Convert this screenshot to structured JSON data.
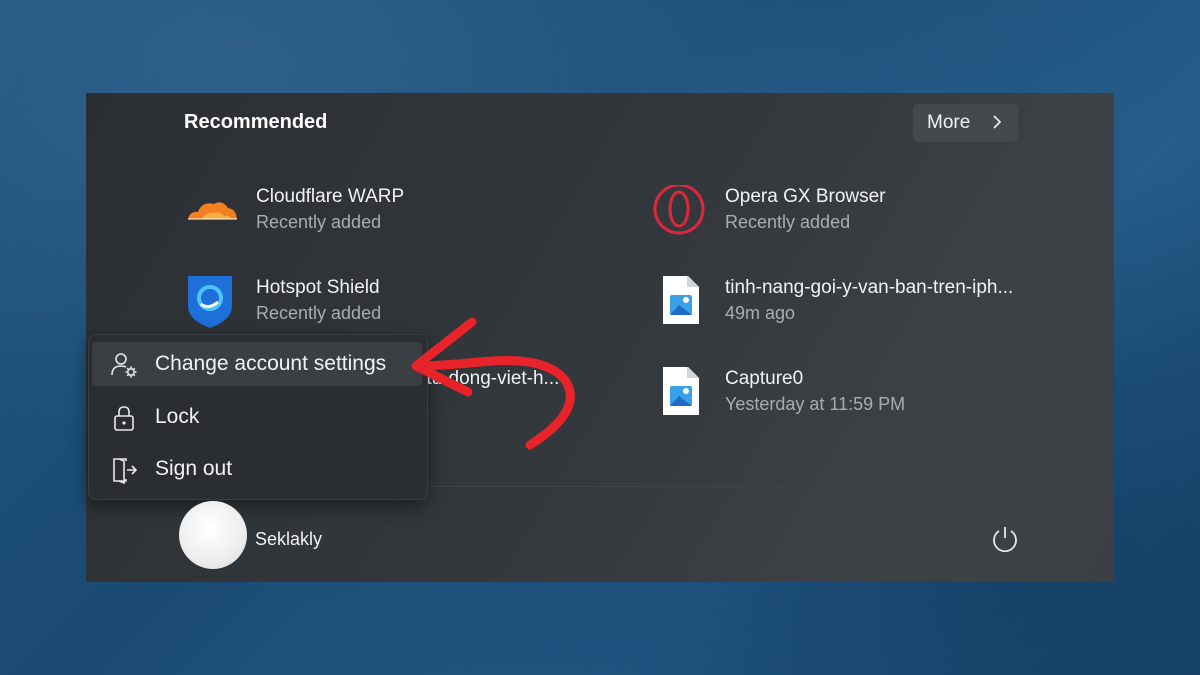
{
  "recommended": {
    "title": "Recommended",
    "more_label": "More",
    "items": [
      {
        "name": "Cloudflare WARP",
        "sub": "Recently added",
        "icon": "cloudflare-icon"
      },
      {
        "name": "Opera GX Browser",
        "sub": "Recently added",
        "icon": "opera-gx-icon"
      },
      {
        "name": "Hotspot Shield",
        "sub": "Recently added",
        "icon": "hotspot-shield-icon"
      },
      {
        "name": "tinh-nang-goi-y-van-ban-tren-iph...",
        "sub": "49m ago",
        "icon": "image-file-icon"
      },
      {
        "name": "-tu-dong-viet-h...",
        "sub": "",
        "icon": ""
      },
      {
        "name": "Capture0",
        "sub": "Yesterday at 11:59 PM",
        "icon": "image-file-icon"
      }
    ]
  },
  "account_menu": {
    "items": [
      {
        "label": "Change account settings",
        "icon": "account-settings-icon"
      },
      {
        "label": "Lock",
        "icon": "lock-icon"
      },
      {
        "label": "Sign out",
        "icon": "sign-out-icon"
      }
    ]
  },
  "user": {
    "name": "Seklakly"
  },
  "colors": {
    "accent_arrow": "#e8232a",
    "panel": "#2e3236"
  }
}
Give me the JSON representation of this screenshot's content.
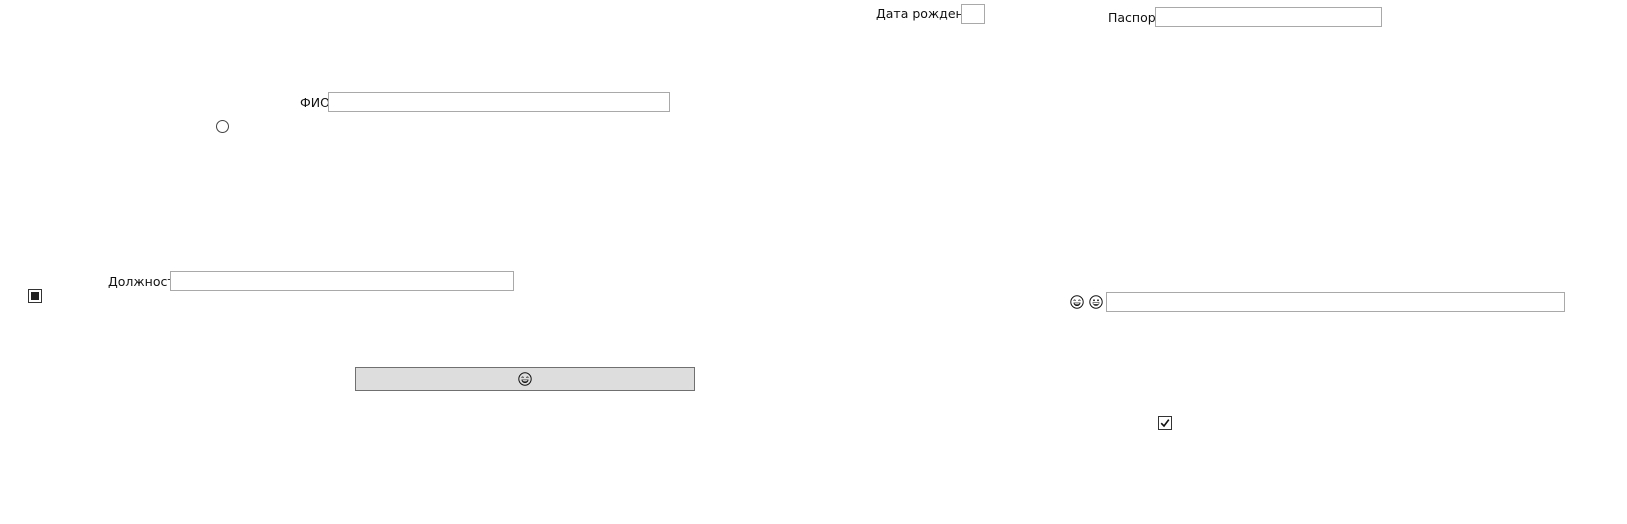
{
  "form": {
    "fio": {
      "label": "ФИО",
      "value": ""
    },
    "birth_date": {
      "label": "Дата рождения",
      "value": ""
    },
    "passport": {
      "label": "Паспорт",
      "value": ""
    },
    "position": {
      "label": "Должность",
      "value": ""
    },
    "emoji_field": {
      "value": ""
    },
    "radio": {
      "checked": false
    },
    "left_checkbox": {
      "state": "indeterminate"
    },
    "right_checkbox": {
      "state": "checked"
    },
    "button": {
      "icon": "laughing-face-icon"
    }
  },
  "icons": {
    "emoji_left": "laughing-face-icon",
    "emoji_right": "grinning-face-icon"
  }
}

● ● ● ● ● ● ●

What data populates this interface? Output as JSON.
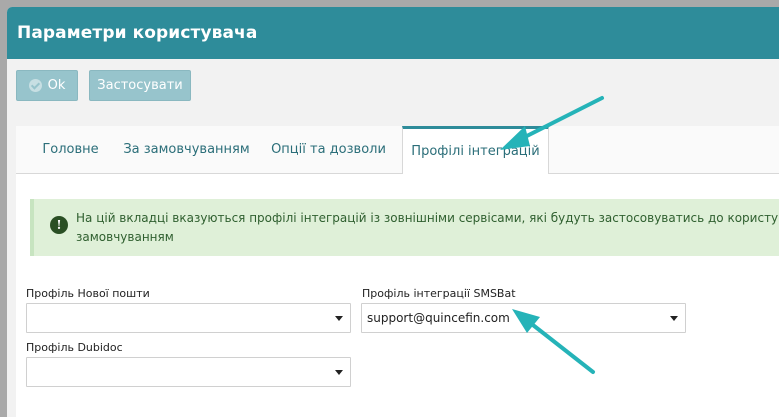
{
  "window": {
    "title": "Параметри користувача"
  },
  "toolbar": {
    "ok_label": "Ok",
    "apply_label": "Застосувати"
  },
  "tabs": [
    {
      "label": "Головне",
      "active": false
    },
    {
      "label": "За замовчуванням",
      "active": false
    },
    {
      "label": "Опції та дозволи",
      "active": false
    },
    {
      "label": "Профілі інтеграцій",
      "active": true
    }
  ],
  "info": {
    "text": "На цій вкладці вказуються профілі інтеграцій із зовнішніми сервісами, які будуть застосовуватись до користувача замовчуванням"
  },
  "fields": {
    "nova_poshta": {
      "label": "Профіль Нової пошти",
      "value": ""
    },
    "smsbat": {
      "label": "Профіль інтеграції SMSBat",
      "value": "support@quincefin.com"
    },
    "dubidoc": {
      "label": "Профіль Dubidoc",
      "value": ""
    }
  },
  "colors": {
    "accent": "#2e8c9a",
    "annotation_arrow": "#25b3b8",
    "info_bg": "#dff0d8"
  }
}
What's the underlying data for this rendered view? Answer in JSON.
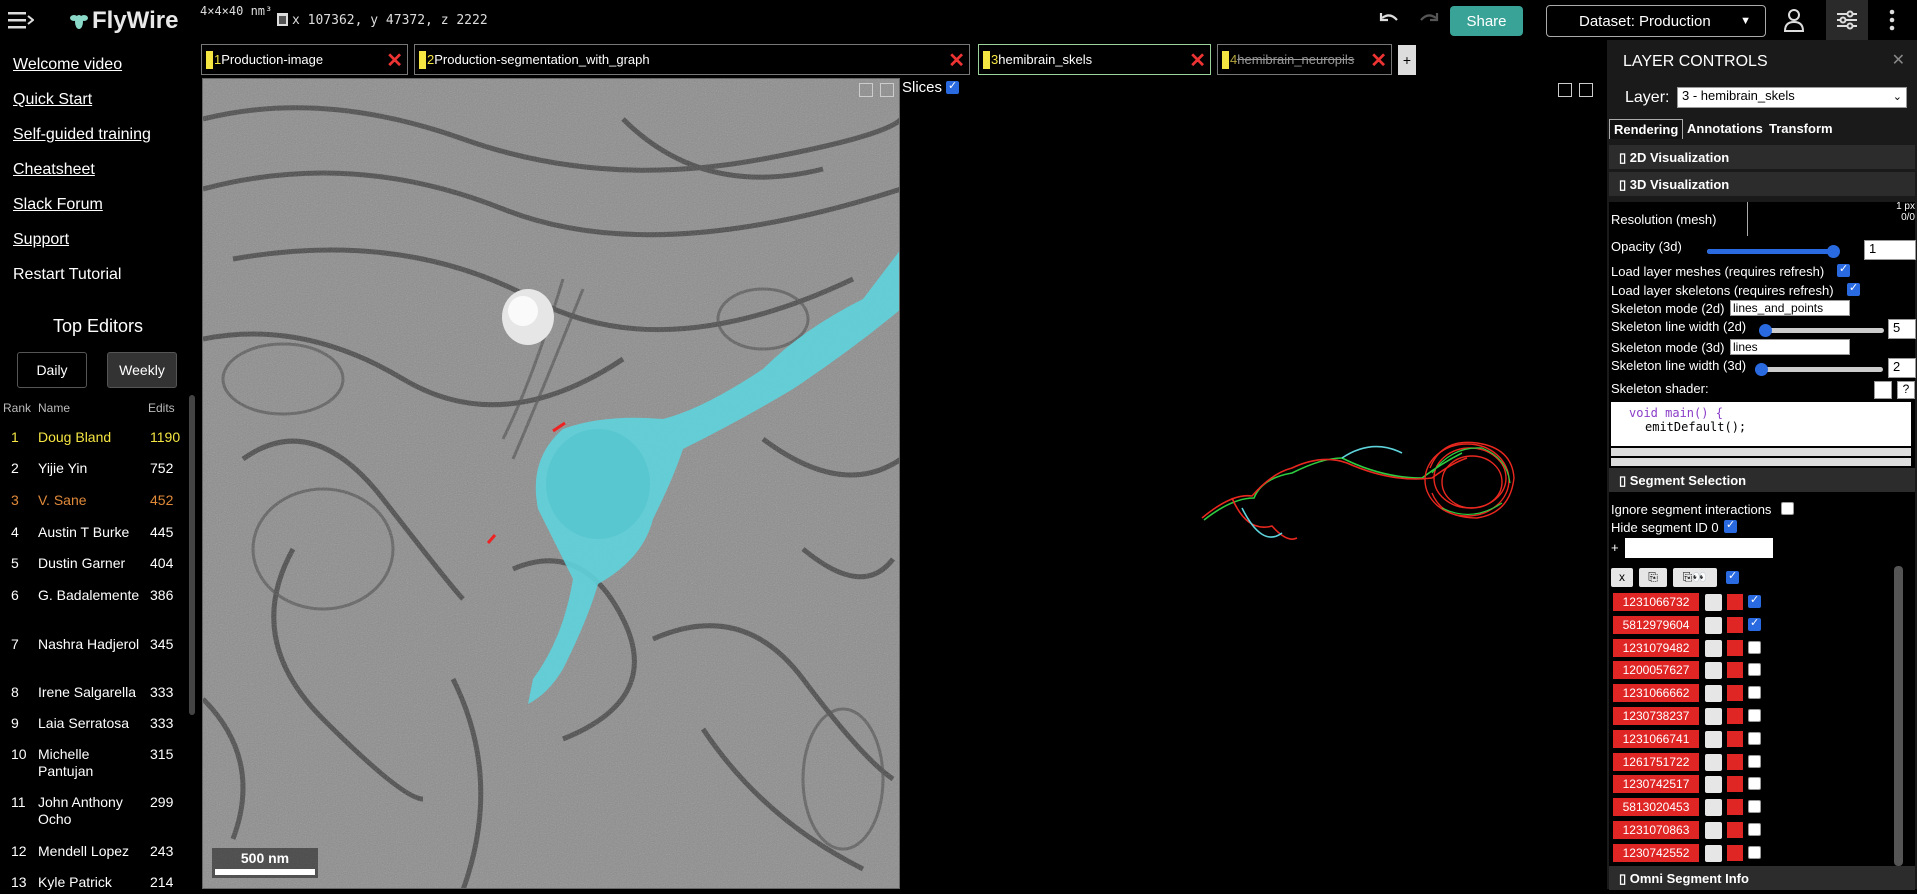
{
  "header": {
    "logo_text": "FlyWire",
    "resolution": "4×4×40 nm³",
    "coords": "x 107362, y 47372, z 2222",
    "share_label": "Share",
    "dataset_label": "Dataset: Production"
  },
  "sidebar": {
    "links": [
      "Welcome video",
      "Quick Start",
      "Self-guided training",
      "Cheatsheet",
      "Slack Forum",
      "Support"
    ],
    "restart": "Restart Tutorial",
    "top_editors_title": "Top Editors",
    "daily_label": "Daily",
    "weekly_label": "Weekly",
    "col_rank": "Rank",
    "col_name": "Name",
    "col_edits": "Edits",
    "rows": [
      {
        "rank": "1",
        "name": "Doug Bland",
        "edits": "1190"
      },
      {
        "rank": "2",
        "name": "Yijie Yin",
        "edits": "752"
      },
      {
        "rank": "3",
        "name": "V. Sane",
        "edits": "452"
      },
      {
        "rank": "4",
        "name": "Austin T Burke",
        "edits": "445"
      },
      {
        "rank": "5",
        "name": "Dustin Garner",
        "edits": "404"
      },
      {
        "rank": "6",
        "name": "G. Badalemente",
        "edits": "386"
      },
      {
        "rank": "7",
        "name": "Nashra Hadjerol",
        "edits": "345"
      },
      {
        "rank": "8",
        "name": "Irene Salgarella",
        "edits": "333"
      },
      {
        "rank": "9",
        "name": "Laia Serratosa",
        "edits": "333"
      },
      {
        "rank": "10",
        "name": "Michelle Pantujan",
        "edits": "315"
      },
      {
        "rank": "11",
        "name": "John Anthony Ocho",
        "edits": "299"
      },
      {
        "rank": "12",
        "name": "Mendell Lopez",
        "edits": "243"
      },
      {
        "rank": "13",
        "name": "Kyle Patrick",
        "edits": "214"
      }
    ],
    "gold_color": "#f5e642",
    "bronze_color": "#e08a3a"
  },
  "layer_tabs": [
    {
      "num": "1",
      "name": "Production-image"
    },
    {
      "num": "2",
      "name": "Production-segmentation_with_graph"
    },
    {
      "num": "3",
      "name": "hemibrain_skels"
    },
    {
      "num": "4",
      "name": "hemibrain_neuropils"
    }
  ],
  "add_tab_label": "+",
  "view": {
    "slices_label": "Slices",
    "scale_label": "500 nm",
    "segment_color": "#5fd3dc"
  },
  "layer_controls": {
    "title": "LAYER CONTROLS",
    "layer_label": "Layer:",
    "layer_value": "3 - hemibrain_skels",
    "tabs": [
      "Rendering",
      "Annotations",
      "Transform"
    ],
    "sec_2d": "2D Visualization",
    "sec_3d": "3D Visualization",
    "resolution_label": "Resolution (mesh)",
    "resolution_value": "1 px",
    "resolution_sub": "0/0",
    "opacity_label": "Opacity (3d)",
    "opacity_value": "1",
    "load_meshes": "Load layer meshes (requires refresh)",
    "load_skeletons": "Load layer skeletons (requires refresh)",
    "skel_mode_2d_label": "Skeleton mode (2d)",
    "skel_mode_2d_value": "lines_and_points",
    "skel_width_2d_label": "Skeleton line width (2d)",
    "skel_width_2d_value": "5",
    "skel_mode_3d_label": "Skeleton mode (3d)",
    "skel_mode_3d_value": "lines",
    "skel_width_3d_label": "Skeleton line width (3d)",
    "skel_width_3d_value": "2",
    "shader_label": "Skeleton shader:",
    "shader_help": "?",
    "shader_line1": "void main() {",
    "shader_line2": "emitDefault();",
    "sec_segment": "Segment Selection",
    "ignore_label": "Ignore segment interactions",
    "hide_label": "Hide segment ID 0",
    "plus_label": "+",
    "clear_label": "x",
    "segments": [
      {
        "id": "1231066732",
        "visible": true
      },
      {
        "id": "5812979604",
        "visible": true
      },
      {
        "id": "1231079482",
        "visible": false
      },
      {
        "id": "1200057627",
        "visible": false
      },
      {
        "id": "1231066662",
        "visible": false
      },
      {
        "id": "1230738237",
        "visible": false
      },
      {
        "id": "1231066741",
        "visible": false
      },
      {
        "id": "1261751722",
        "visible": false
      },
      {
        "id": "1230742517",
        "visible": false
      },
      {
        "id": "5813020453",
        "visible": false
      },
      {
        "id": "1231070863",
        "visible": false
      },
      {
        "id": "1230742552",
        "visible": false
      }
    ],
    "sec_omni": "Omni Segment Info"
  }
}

● ● ● ● ● ● ●

| Stated exercise |
Locate all lines in the listing above with the word "screenshot". Copy them.

| Output |
Convert this screenshot to structured JSON data.
Give me the JSON representation of this screenshot's content.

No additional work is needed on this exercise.